■ Brief
Retype the records below exactly as they appear, but leave out any pictures.

■ Record list
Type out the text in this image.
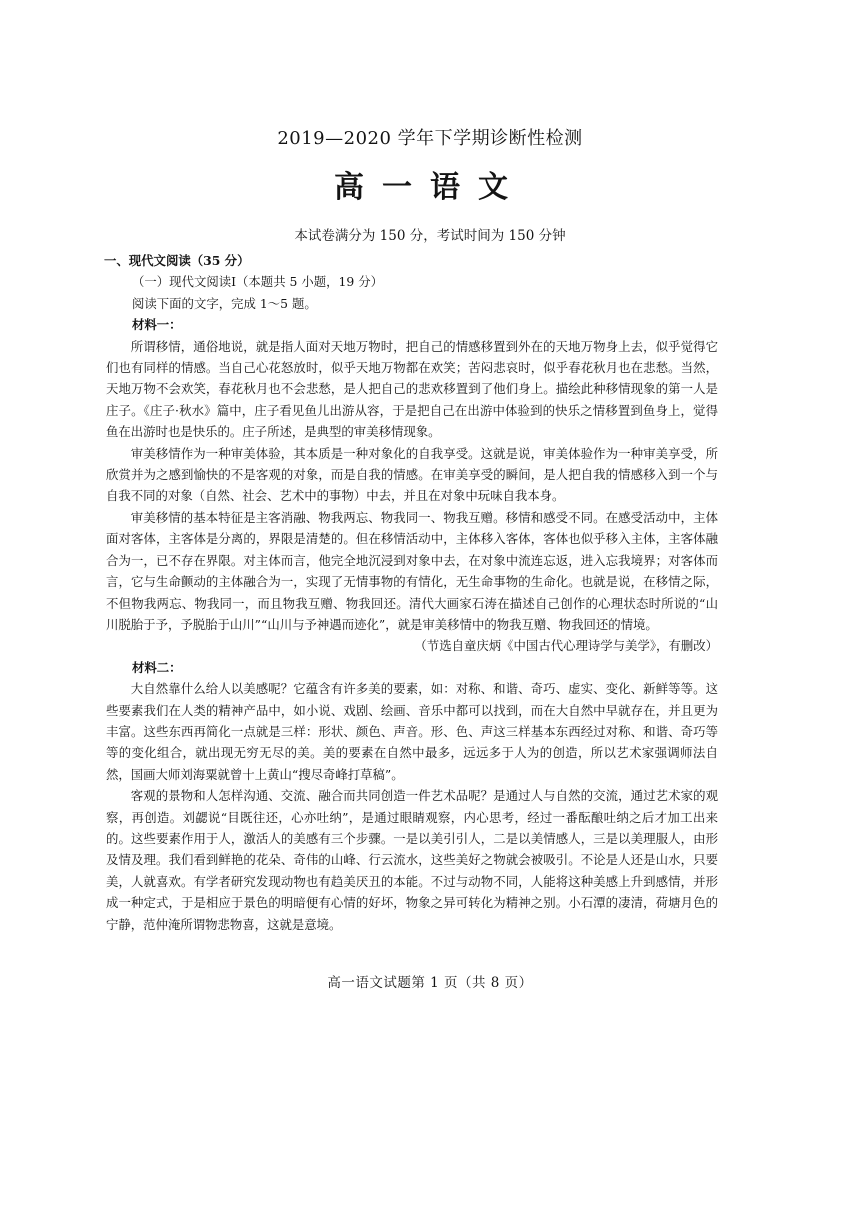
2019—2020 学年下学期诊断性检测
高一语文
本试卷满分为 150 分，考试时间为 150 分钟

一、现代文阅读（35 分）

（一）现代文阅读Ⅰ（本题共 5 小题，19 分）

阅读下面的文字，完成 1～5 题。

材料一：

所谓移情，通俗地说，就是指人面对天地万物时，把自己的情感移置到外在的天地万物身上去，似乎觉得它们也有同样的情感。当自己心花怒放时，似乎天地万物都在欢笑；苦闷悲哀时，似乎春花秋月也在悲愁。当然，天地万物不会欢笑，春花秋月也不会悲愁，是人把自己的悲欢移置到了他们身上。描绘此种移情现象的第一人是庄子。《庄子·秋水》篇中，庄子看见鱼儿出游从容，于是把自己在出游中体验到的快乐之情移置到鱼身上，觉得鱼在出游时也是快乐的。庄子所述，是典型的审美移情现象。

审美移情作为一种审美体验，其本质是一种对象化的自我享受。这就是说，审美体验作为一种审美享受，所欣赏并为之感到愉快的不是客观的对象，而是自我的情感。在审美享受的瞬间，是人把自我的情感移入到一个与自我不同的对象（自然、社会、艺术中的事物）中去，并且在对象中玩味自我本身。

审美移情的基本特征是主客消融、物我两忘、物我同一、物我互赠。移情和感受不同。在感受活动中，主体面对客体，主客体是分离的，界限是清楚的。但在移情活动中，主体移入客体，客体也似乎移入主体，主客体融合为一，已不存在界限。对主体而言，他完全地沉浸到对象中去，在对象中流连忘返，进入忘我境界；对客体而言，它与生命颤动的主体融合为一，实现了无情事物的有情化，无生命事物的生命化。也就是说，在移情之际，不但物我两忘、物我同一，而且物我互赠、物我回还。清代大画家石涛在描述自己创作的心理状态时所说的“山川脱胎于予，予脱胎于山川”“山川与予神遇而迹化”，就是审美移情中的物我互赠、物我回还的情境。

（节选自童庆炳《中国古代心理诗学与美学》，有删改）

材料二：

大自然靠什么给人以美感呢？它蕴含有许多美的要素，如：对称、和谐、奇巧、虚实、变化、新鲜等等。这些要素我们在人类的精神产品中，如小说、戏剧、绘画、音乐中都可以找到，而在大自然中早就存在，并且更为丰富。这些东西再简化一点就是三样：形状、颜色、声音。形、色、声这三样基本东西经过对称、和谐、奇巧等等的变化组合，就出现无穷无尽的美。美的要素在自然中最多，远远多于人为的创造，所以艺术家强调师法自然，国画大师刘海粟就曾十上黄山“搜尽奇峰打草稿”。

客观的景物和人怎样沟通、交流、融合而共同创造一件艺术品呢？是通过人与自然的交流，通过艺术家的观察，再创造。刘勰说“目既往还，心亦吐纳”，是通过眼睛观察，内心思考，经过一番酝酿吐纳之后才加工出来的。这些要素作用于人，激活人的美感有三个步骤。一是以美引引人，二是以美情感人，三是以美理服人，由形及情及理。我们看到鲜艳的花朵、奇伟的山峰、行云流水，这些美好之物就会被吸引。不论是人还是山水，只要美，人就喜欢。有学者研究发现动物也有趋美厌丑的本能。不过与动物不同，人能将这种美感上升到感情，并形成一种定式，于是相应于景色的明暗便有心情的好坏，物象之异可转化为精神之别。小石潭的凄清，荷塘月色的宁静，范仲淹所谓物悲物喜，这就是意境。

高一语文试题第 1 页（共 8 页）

■ The response
Type out the text in this image.
2019—2020 学年下学期诊断性检测
高一语文
本试卷满分为 150 分，考试时间为 150 分钟

一、现代文阅读（35 分）

（一）现代文阅读Ⅰ（本题共 5 小题，19 分）

阅读下面的文字，完成 1～5 题。

材料一：

所谓移情，通俗地说，就是指人面对天地万物时，把自己的情感移置到外在的天地万物身上去，似乎觉得它们也有同样的情感。当自己心花怒放时，似乎天地万物都在欢笑；苦闷悲哀时，似乎春花秋月也在悲愁。当然，天地万物不会欢笑，春花秋月也不会悲愁，是人把自己的悲欢移置到了他们身上。描绘此种移情现象的第一人是庄子。《庄子·秋水》篇中，庄子看见鱼儿出游从容，于是把自己在出游中体验到的快乐之情移置到鱼身上，觉得鱼在出游时也是快乐的。庄子所述，是典型的审美移情现象。

审美移情作为一种审美体验，其本质是一种对象化的自我享受。这就是说，审美体验作为一种审美享受，所欣赏并为之感到愉快的不是客观的对象，而是自我的情感。在审美享受的瞬间，是人把自我的情感移入到一个与自我不同的对象（自然、社会、艺术中的事物）中去，并且在对象中玩味自我本身。

审美移情的基本特征是主客消融、物我两忘、物我同一、物我互赠。移情和感受不同。在感受活动中，主体面对客体，主客体是分离的，界限是清楚的。但在移情活动中，主体移入客体，客体也似乎移入主体，主客体融合为一，已不存在界限。对主体而言，他完全地沉浸到对象中去，在对象中流连忘返，进入忘我境界；对客体而言，它与生命颤动的主体融合为一，实现了无情事物的有情化，无生命事物的生命化。也就是说，在移情之际，不但物我两忘、物我同一，而且物我互赠、物我回还。清代大画家石涛在描述自己创作的心理状态时所说的“山川脱胎于予，予脱胎于山川”“山川与予神遇而迹化”，就是审美移情中的物我互赠、物我回还的情境。

（节选自童庆炳《中国古代心理诗学与美学》，有删改）

材料二：

大自然靠什么给人以美感呢？它蕴含有许多美的要素，如：对称、和谐、奇巧、虚实、变化、新鲜等等。这些要素我们在人类的精神产品中，如小说、戏剧、绘画、音乐中都可以找到，而在大自然中早就存在，并且更为丰富。这些东西再简化一点就是三样：形状、颜色、声音。形、色、声这三样基本东西经过对称、和谐、奇巧等等的变化组合，就出现无穷无尽的美。美的要素在自然中最多，远远多于人为的创造，所以艺术家强调师法自然，国画大师刘海粟就曾十上黄山“搜尽奇峰打草稿”。

客观的景物和人怎样沟通、交流、融合而共同创造一件艺术品呢？是通过人与自然的交流，通过艺术家的观察，再创造。刘勰说“目既往还，心亦吐纳”，是通过眼睛观察，内心思考，经过一番酝酿吐纳之后才加工出来的。这些要素作用于人，激活人的美感有三个步骤。一是以美引引人，二是以美情感人，三是以美理服人，由形及情及理。我们看到鲜艳的花朵、奇伟的山峰、行云流水，这些美好之物就会被吸引。不论是人还是山水，只要美，人就喜欢。有学者研究发现动物也有趋美厌丑的本能。不过与动物不同，人能将这种美感上升到感情，并形成一种定式，于是相应于景色的明暗便有心情的好坏，物象之异可转化为精神之别。小石潭的凄清，荷塘月色的宁静，范仲淹所谓物悲物喜，这就是意境。

高一语文试题第 1 页（共 8 页）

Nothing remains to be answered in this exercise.